• **Exercise aim**
Copy out all of the material, matching it word for word.

[Records that describe figures]
________
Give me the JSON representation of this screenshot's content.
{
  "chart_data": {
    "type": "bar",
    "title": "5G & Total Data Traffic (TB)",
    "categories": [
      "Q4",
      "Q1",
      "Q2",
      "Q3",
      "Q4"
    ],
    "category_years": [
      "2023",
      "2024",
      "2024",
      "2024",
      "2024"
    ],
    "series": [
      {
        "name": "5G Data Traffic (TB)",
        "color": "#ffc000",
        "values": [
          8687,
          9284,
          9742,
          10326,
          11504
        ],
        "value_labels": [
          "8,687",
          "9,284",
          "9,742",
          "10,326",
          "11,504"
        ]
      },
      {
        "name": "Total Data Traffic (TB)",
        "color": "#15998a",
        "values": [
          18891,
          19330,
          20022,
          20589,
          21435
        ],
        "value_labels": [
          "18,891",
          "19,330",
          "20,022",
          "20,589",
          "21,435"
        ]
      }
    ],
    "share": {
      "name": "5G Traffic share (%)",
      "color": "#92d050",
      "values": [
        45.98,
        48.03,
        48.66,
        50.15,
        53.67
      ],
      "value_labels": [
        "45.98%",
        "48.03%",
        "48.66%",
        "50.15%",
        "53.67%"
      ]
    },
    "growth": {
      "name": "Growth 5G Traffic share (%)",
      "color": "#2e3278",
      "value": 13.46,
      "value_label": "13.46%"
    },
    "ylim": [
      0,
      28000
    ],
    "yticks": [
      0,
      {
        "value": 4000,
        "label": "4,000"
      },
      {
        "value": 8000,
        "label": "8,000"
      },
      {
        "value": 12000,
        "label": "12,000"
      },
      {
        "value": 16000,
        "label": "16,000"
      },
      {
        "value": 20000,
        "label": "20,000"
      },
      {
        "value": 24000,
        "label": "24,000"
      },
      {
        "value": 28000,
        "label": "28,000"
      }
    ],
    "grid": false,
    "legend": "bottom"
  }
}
________
• **Answer to the task**
Give me the JSON representation of this screenshot's content.
{
  "chart_data": {
    "type": "bar",
    "title": "5G & Total Data Traffic (TB)",
    "categories": [
      "Q4",
      "Q1",
      "Q2",
      "Q3",
      "Q4"
    ],
    "category_years": [
      "2023",
      "2024",
      "2024",
      "2024",
      "2024"
    ],
    "series": [
      {
        "name": "5G Data Traffic (TB)",
        "color": "#ffc000",
        "values": [
          8687,
          9284,
          9742,
          10326,
          11504
        ],
        "value_labels": [
          "8,687",
          "9,284",
          "9,742",
          "10,326",
          "11,504"
        ]
      },
      {
        "name": "Total Data Traffic (TB)",
        "color": "#15998a",
        "values": [
          18891,
          19330,
          20022,
          20589,
          21435
        ],
        "value_labels": [
          "18,891",
          "19,330",
          "20,022",
          "20,589",
          "21,435"
        ]
      }
    ],
    "share": {
      "name": "5G Traffic share (%)",
      "color": "#92d050",
      "values": [
        45.98,
        48.03,
        48.66,
        50.15,
        53.67
      ],
      "value_labels": [
        "45.98%",
        "48.03%",
        "48.66%",
        "50.15%",
        "53.67%"
      ]
    },
    "growth": {
      "name": "Growth 5G Traffic share (%)",
      "color": "#2e3278",
      "value": 13.46,
      "value_label": "13.46%"
    },
    "ylim": [
      0,
      28000
    ],
    "yticks": [
      0,
      {
        "value": 4000,
        "label": "4,000"
      },
      {
        "value": 8000,
        "label": "8,000"
      },
      {
        "value": 12000,
        "label": "12,000"
      },
      {
        "value": 16000,
        "label": "16,000"
      },
      {
        "value": 20000,
        "label": "20,000"
      },
      {
        "value": 24000,
        "label": "24,000"
      },
      {
        "value": 28000,
        "label": "28,000"
      }
    ],
    "grid": false,
    "legend": "bottom"
  }
}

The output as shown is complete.